- [Do this] Check every line of the entries that follow, and copy the ones containing "Шаргородщини".

- [Supplied records]

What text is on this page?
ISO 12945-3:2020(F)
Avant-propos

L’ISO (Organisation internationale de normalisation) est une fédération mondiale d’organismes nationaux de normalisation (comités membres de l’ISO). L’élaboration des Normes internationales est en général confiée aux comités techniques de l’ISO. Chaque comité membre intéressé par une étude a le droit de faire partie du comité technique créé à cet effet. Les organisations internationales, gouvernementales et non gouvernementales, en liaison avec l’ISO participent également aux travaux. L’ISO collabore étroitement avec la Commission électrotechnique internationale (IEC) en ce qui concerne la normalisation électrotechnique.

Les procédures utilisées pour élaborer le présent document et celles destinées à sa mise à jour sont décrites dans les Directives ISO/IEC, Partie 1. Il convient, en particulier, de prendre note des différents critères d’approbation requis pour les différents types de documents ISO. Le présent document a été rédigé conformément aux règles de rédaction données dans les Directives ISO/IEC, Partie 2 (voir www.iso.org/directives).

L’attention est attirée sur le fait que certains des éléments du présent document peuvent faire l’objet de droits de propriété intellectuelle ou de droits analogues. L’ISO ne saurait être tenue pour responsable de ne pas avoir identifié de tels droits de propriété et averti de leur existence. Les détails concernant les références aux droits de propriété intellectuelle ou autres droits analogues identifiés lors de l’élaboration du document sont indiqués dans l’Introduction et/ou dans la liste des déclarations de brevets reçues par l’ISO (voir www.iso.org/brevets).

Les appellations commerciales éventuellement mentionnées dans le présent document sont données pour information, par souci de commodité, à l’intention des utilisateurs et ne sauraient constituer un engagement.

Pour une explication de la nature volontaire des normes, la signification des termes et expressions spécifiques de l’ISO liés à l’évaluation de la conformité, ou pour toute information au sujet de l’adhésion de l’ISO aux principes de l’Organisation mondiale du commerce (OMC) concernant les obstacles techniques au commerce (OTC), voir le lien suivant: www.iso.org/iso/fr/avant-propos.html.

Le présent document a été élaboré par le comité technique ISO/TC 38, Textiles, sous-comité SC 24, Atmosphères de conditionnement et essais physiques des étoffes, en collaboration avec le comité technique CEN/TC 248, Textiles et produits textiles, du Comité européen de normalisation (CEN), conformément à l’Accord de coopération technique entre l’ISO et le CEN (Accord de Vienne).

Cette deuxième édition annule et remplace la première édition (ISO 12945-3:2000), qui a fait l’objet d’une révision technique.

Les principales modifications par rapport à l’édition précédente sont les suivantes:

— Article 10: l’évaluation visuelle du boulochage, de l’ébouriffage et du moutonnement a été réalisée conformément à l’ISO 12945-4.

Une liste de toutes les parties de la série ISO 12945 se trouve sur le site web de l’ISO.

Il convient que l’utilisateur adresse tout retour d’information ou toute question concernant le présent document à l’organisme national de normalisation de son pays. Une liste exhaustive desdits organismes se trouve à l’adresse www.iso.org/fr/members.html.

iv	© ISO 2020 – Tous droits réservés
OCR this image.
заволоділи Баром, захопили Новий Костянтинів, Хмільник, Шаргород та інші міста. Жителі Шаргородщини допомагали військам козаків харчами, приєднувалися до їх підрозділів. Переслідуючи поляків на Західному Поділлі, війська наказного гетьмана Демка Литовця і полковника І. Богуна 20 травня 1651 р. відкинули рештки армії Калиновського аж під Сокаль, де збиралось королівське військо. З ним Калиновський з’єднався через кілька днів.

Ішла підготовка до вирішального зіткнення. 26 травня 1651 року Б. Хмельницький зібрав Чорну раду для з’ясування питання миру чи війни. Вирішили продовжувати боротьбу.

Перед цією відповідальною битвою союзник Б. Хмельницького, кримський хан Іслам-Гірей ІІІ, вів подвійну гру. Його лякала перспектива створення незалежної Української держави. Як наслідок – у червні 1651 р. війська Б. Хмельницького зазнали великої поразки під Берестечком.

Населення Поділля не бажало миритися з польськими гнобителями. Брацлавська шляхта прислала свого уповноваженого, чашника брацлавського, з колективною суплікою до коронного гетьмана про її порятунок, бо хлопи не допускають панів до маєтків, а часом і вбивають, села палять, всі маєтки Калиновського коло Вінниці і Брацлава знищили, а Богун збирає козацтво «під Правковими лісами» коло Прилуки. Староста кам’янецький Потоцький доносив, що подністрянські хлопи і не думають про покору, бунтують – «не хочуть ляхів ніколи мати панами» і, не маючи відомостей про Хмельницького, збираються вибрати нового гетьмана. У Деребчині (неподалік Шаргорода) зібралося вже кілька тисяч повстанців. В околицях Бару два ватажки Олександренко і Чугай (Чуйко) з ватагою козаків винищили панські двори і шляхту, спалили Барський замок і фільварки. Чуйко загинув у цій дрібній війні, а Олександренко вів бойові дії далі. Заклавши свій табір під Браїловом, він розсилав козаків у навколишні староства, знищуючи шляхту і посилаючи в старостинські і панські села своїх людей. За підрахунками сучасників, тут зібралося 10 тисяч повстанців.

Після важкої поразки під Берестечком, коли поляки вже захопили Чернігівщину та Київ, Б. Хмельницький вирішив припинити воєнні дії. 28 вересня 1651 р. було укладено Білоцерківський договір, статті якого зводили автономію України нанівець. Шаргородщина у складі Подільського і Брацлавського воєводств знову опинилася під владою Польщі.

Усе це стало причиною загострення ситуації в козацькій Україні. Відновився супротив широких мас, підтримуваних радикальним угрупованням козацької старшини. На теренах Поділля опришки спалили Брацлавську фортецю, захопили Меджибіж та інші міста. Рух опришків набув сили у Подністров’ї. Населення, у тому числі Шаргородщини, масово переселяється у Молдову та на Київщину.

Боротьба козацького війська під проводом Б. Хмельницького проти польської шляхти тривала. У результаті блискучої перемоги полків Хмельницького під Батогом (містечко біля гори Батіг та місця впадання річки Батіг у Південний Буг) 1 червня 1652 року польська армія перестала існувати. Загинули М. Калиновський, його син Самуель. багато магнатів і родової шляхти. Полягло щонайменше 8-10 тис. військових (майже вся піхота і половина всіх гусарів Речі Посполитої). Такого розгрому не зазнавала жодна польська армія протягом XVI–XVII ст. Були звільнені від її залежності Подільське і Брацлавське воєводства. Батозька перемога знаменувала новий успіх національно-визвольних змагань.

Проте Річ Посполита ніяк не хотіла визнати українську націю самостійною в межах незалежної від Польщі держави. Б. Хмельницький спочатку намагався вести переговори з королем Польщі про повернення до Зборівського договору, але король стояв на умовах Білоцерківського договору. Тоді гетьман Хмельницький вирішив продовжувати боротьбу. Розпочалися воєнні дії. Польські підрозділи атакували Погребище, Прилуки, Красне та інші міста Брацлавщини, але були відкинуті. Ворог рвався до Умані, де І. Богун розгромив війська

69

==

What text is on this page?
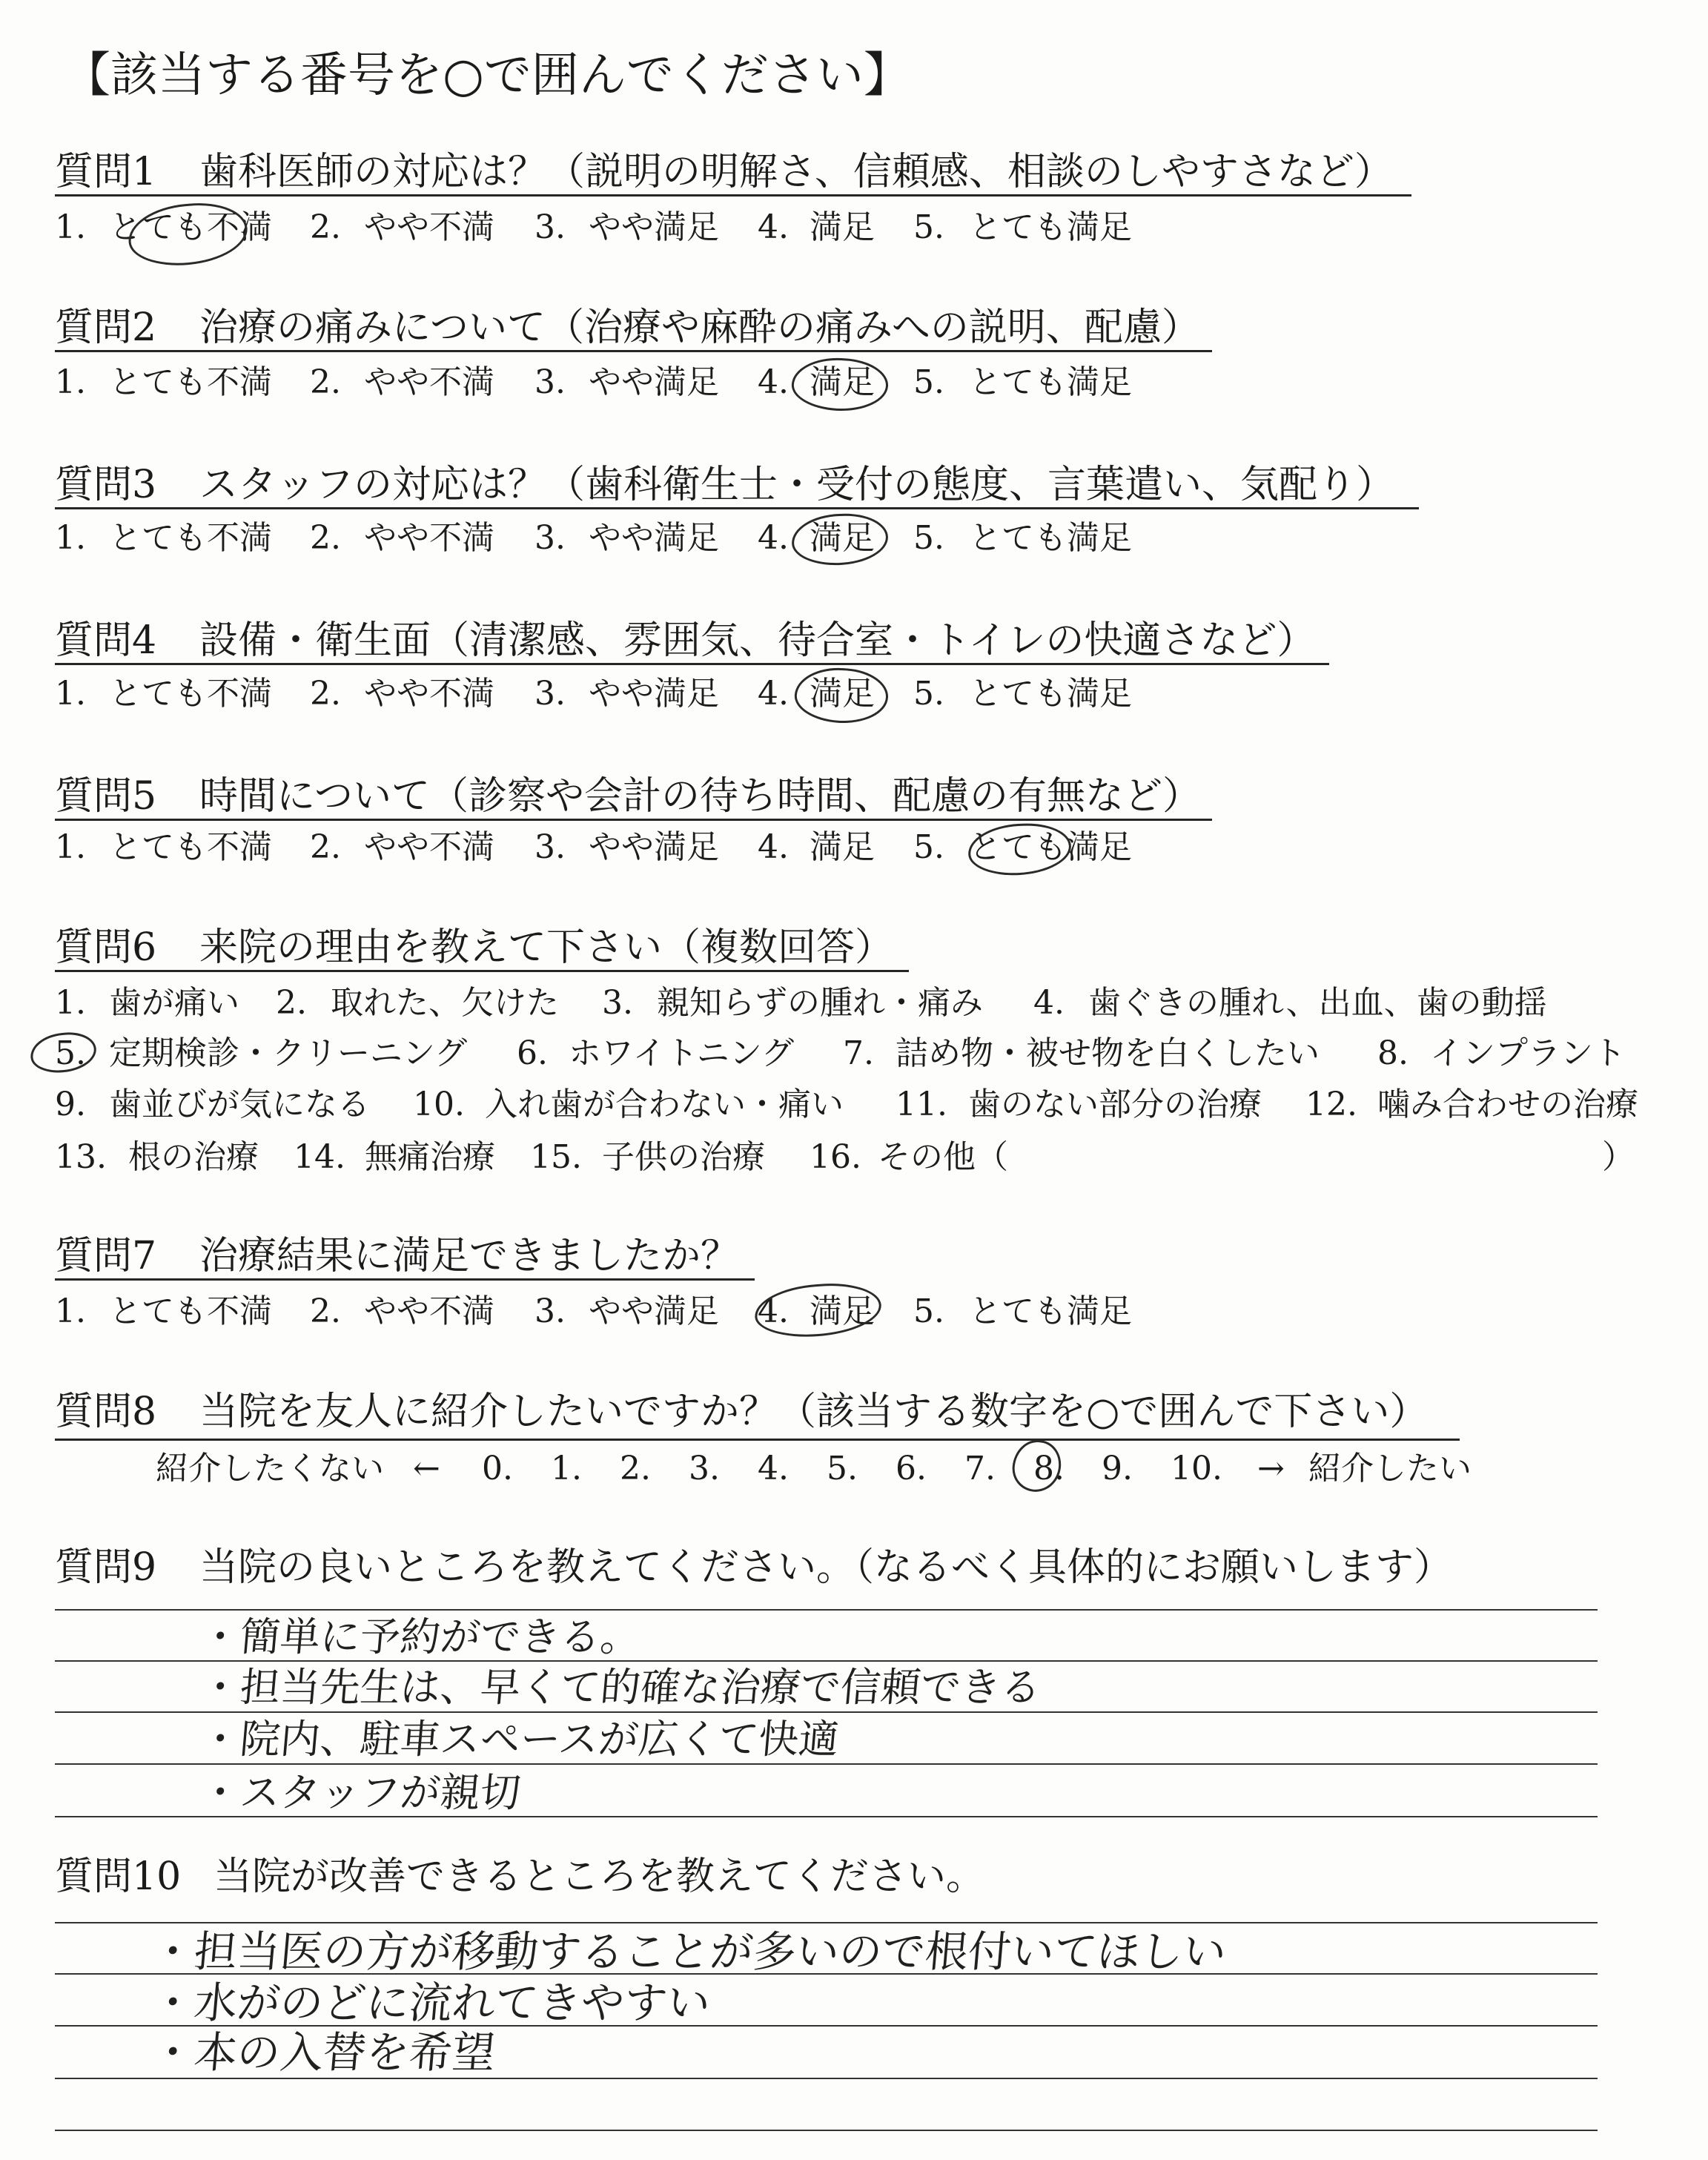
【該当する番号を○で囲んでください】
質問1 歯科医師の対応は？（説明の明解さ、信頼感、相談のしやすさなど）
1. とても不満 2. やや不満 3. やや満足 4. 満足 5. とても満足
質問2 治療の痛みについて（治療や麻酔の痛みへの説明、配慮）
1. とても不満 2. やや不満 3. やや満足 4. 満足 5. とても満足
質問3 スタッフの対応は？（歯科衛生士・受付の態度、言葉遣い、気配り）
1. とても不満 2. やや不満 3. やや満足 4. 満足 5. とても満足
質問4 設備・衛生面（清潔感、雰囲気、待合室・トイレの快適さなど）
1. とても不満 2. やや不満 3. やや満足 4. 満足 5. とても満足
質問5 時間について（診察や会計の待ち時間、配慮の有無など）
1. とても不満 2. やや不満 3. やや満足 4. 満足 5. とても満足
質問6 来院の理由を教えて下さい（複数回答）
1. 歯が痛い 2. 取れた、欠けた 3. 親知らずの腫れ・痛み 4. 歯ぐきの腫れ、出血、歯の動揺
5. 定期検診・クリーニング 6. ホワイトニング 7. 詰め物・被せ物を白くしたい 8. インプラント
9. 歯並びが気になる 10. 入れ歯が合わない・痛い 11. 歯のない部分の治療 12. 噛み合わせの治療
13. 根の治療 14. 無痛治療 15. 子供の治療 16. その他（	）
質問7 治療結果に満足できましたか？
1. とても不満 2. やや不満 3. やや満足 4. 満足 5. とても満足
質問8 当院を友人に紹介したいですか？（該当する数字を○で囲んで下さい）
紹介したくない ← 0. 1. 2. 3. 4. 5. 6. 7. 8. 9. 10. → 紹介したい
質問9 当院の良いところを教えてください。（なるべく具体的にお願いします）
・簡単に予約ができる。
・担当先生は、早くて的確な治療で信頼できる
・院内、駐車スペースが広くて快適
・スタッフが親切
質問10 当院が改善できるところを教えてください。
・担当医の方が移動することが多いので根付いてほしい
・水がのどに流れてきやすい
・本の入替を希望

- [Worked solution]
заволоділи Баром, захопили Новий Костянтинів, Хмільник, Шаргород та інші міста. Жителі Шаргородщини допомагали військам козаків харчами, приєднувалися до їх підрозділів. Переслідуючи поляків на Західному Поділлі, війська наказного гетьмана Демка Литовця і полковника І. Богуна 20 травня 1651 р. відкинули рештки армії Калиновського аж під Сокаль, де збиралось королівське військо. З ним Калиновський з’єднався через кілька днів.
Усе це стало причиною загострення ситуації в козацькій Україні. Відновився супротив широких мас, підтримуваних радикальним угрупованням козацької старшини. На теренах Поділля опришки спалили Брацлавську фортецю, захопили Меджибіж та інші міста. Рух опришків набув сили у Подністров’ї. Населення, у тому числі Шаргородщини, масово переселяється у Молдову та на Київщину.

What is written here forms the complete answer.